PROBLEM REQUIREMENTS: Please copy out, word for word, the lines in the rows below from the one containing "setting-label: Replies to conversations I started" through the one containing "chevron-down-icon (656, 171, 670, 181)", with both ends included.

Dataset rows:
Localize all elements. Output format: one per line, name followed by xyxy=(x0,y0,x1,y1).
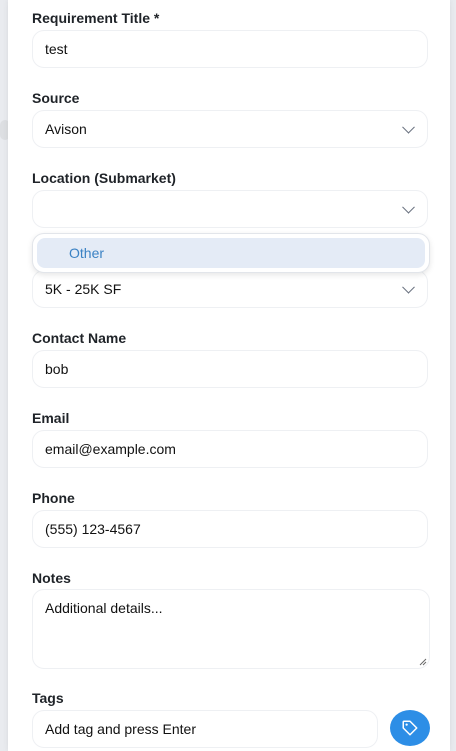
location-label: Location (Submarket) xyxy=(32,170,176,186)
notes-textarea[interactable]: Additional details... xyxy=(32,589,430,669)
email-input[interactable]: email@example.com xyxy=(32,430,428,468)
requirement-title-value: test xyxy=(45,41,68,57)
phone-label: Phone xyxy=(32,490,75,506)
tags-label: Tags xyxy=(32,690,64,706)
source-select[interactable]: Avison xyxy=(32,110,428,148)
source-value: Avison xyxy=(45,121,87,137)
notes-label: Notes xyxy=(32,570,71,586)
chevron-down-icon xyxy=(402,120,415,134)
email-label: Email xyxy=(32,410,70,426)
location-dropdown: Other xyxy=(32,233,430,273)
location-select[interactable] xyxy=(32,190,428,228)
phone-value: (555) 123-4567 xyxy=(45,521,141,537)
source-label: Source xyxy=(32,90,80,106)
dropdown-option-other[interactable]: Other xyxy=(37,238,425,268)
chevron-down-icon xyxy=(402,200,415,214)
contact-name-input[interactable]: bob xyxy=(32,350,428,388)
tags-input[interactable]: Add tag and press Enter xyxy=(32,710,378,748)
requirement-title-input[interactable]: test xyxy=(32,30,428,68)
contact-name-value: bob xyxy=(45,361,69,377)
chevron-down-icon xyxy=(402,280,415,294)
size-select[interactable]: 5K - 25K SF xyxy=(32,270,428,308)
size-value: 5K - 25K SF xyxy=(45,281,122,297)
email-value: email@example.com xyxy=(45,441,176,457)
dropdown-option-label: Other xyxy=(69,245,105,261)
phone-input[interactable]: (555) 123-4567 xyxy=(32,510,428,548)
requirement-title-label: Requirement Title * xyxy=(32,10,160,26)
notes-value: Additional details... xyxy=(45,600,163,616)
resize-handle-icon[interactable] xyxy=(419,658,427,666)
contact-name-label: Contact Name xyxy=(32,330,127,346)
tag-icon xyxy=(402,720,418,736)
tags-placeholder: Add tag and press Enter xyxy=(45,721,196,737)
add-tag-button[interactable] xyxy=(390,710,430,746)
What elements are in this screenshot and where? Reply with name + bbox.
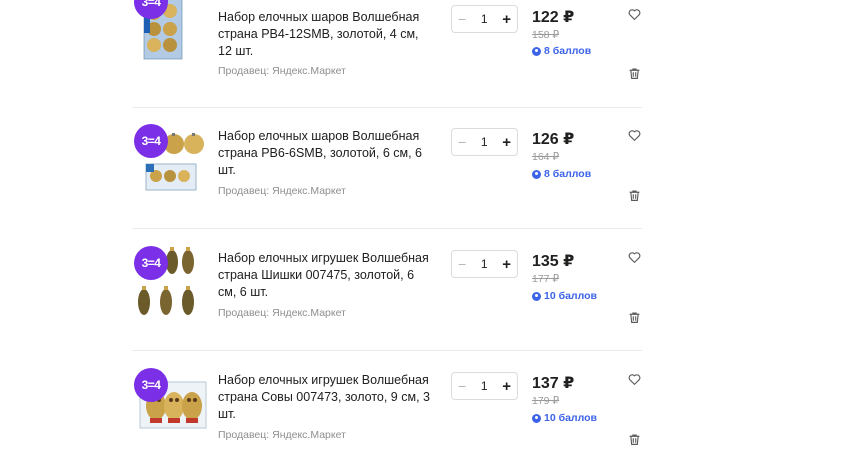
bonus-points: 8 баллов (532, 45, 591, 57)
seller-label: Продавец: Яндекс.Маркет (218, 185, 346, 197)
quantity-stepper: − 1 + (451, 128, 518, 156)
quantity-stepper: − 1 + (451, 372, 518, 400)
heart-icon[interactable] (628, 129, 641, 142)
promo-badge: 3=4 (134, 368, 168, 402)
product-title[interactable]: Набор елочных шаров Волшебная страна PB4… (218, 9, 434, 60)
old-price: 177 ₽ (532, 273, 560, 285)
quantity-stepper: − 1 + (451, 250, 518, 278)
plus-points-icon (532, 413, 541, 423)
bonus-points-label: 8 баллов (544, 168, 592, 180)
heart-icon[interactable] (628, 8, 641, 21)
seller-label: Продавец: Яндекс.Маркет (218, 65, 346, 77)
heart-icon[interactable] (628, 251, 641, 264)
decrease-button[interactable]: − (458, 11, 466, 27)
decrease-button[interactable]: − (458, 134, 466, 150)
product-image[interactable]: 3=4 (132, 124, 212, 204)
bonus-points-label: 8 баллов (544, 45, 592, 57)
current-price: 126 ₽ (532, 131, 575, 148)
promo-badge: 3=4 (134, 124, 168, 158)
increase-button[interactable]: + (502, 256, 511, 273)
product-title[interactable]: Набор елочных шаров Волшебная страна PB6… (218, 128, 434, 179)
trash-icon[interactable] (628, 311, 641, 324)
seller-label: Продавец: Яндекс.Маркет (218, 307, 346, 319)
old-price: 158 ₽ (532, 29, 560, 41)
current-price: 135 ₽ (532, 253, 575, 270)
old-price: 164 ₽ (532, 151, 560, 163)
quantity-value[interactable]: 1 (481, 135, 488, 149)
old-price: 179 ₽ (532, 395, 560, 407)
increase-button[interactable]: + (502, 134, 511, 151)
quantity-value[interactable]: 1 (481, 257, 488, 271)
decrease-button[interactable]: − (458, 256, 466, 272)
product-image[interactable]: 3=4 (132, 246, 212, 326)
bonus-points: 8 баллов (532, 168, 591, 180)
quantity-value[interactable]: 1 (481, 12, 488, 26)
plus-points-icon (532, 291, 541, 301)
bonus-points: 10 баллов (532, 290, 597, 302)
product-image[interactable]: 3=4 (132, 368, 212, 448)
plus-points-icon (532, 169, 541, 179)
trash-icon[interactable] (628, 189, 641, 202)
plus-points-icon (532, 46, 541, 56)
product-title[interactable]: Набор елочных игрушек Волшебная страна С… (218, 372, 434, 423)
increase-button[interactable]: + (502, 378, 511, 395)
quantity-value[interactable]: 1 (481, 379, 488, 393)
cart-item: 3=4 Набор елочных игрушек Волшебная стра… (132, 229, 642, 351)
cart-item: 3=4 Набор елочных игрушек Волшебная стра… (132, 351, 642, 460)
decrease-button[interactable]: − (458, 378, 466, 394)
heart-icon[interactable] (628, 373, 641, 386)
current-price: 122 ₽ (532, 9, 575, 26)
product-image[interactable]: 3=4 (132, 0, 212, 65)
bonus-points-label: 10 баллов (544, 412, 597, 424)
current-price: 137 ₽ (532, 375, 575, 392)
quantity-stepper: − 1 + (451, 5, 518, 33)
seller-label: Продавец: Яндекс.Маркет (218, 429, 346, 441)
product-title[interactable]: Набор елочных игрушек Волшебная страна Ш… (218, 250, 434, 301)
cart-item: 3=4 Набор елочных шаров Волшебная страна… (132, 0, 642, 108)
trash-icon[interactable] (628, 67, 641, 80)
bonus-points: 10 баллов (532, 412, 597, 424)
cart-item: 3=4 Набор елочных шаров Волшебная страна… (132, 107, 642, 229)
promo-badge: 3=4 (134, 246, 168, 280)
increase-button[interactable]: + (502, 11, 511, 28)
bonus-points-label: 10 баллов (544, 290, 597, 302)
trash-icon[interactable] (628, 433, 641, 446)
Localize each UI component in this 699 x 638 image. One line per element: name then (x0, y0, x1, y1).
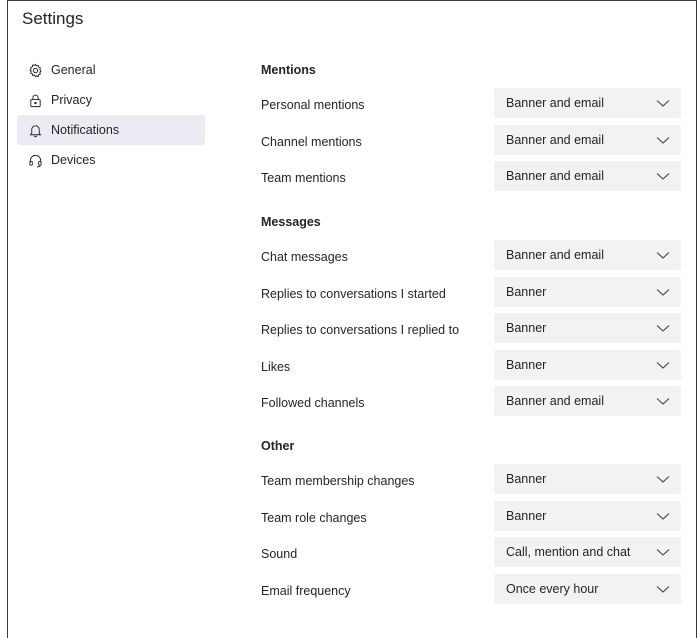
setting-label: Replies to conversations I started (261, 287, 446, 301)
nav-item-privacy[interactable]: Privacy (17, 85, 205, 115)
setting-label: Team mentions (261, 171, 346, 185)
setting-row: Team membership changes Banner (261, 464, 681, 494)
nav-label: Notifications (51, 123, 120, 137)
setting-row: Personal mentions Banner and email (261, 88, 681, 118)
channel-mentions-dropdown[interactable]: Banner and email (494, 125, 681, 155)
dropdown-value: Once every hour (506, 582, 599, 596)
setting-label: Sound (261, 547, 298, 561)
personal-mentions-dropdown[interactable]: Banner and email (494, 88, 681, 118)
chevron-down-icon (656, 171, 670, 181)
dropdown-value: Banner and email (506, 394, 604, 408)
setting-row: Sound Call, mention and chat (261, 537, 681, 567)
dropdown-value: Banner (506, 509, 547, 523)
lock-icon (27, 92, 43, 108)
nav-item-general[interactable]: General (17, 55, 205, 85)
setting-label: Team membership changes (261, 474, 415, 488)
setting-row: Replies to conversations I started Banne… (261, 277, 681, 307)
nav-item-devices[interactable]: Devices (17, 145, 205, 175)
dropdown-value: Banner and email (506, 169, 604, 183)
followed-channels-dropdown[interactable]: Banner and email (494, 386, 681, 416)
settings-nav: General Privacy Notifications Devices (17, 55, 205, 175)
setting-label: Email frequency (261, 584, 351, 598)
bell-icon (27, 122, 43, 138)
dialog-title: Settings (22, 9, 84, 28)
setting-label: Likes (261, 360, 291, 374)
section-heading-mentions: Mentions (261, 63, 316, 77)
chevron-down-icon (656, 323, 670, 333)
setting-row: Replies to conversations I replied to Ba… (261, 313, 681, 343)
email-frequency-dropdown[interactable]: Once every hour (494, 574, 681, 604)
likes-dropdown[interactable]: Banner (494, 350, 681, 380)
setting-row: Chat messages Banner and email (261, 240, 681, 270)
chevron-down-icon (656, 98, 670, 108)
chevron-down-icon (656, 360, 670, 370)
sound-dropdown[interactable]: Call, mention and chat (494, 537, 681, 567)
team-mentions-dropdown[interactable]: Banner and email (494, 161, 681, 191)
chevron-down-icon (656, 474, 670, 484)
nav-item-notifications[interactable]: Notifications (17, 115, 205, 145)
dropdown-value: Banner (506, 358, 547, 372)
gear-icon (27, 62, 43, 78)
dropdown-value: Banner and email (506, 133, 604, 147)
setting-row: Team mentions Banner and email (261, 161, 681, 191)
setting-label: Channel mentions (261, 135, 362, 149)
dropdown-value: Banner and email (506, 248, 604, 262)
setting-row: Followed channels Banner and email (261, 386, 681, 416)
chevron-down-icon (656, 511, 670, 521)
setting-label: Followed channels (261, 396, 365, 410)
replies-replied-dropdown[interactable]: Banner (494, 313, 681, 343)
setting-label: Team role changes (261, 511, 367, 525)
chevron-down-icon (656, 396, 670, 406)
setting-label: Chat messages (261, 250, 348, 264)
team-membership-dropdown[interactable]: Banner (494, 464, 681, 494)
setting-row: Likes Banner (261, 350, 681, 380)
replies-started-dropdown[interactable]: Banner (494, 277, 681, 307)
section-heading-messages: Messages (261, 215, 321, 229)
section-heading-other: Other (261, 439, 295, 453)
nav-label: General (51, 63, 96, 77)
setting-row: Email frequency Once every hour (261, 574, 681, 604)
headset-icon (27, 152, 43, 168)
dropdown-value: Banner (506, 472, 547, 486)
setting-label: Personal mentions (261, 98, 365, 112)
setting-row: Team role changes Banner (261, 501, 681, 531)
setting-row: Channel mentions Banner and email (261, 125, 681, 155)
team-role-dropdown[interactable]: Banner (494, 501, 681, 531)
nav-label: Privacy (51, 93, 92, 107)
chat-messages-dropdown[interactable]: Banner and email (494, 240, 681, 270)
dropdown-value: Banner (506, 321, 547, 335)
chevron-down-icon (656, 547, 670, 557)
chevron-down-icon (656, 250, 670, 260)
setting-label: Replies to conversations I replied to (261, 323, 460, 337)
nav-label: Devices (51, 153, 96, 167)
chevron-down-icon (656, 135, 670, 145)
dropdown-value: Banner (506, 285, 547, 299)
dropdown-value: Banner and email (506, 96, 604, 110)
dropdown-value: Call, mention and chat (506, 545, 631, 559)
chevron-down-icon (656, 584, 670, 594)
chevron-down-icon (656, 287, 670, 297)
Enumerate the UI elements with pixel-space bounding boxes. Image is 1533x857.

FULL ANSWER:
setting-label: Replies to conversations I started (261, 287, 446, 301)
nav-item-privacy[interactable]: Privacy (17, 85, 205, 115)
setting-label: Team mentions (261, 171, 346, 185)
setting-row: Team membership changes Banner (261, 464, 681, 494)
nav-label: Notifications (51, 123, 120, 137)
setting-row: Personal mentions Banner and email (261, 88, 681, 118)
channel-mentions-dropdown[interactable]: Banner and email (494, 125, 681, 155)
dropdown-value: Once every hour (506, 582, 599, 596)
setting-label: Sound (261, 547, 298, 561)
personal-mentions-dropdown[interactable]: Banner and email (494, 88, 681, 118)
chevron-down-icon (656, 171, 670, 181)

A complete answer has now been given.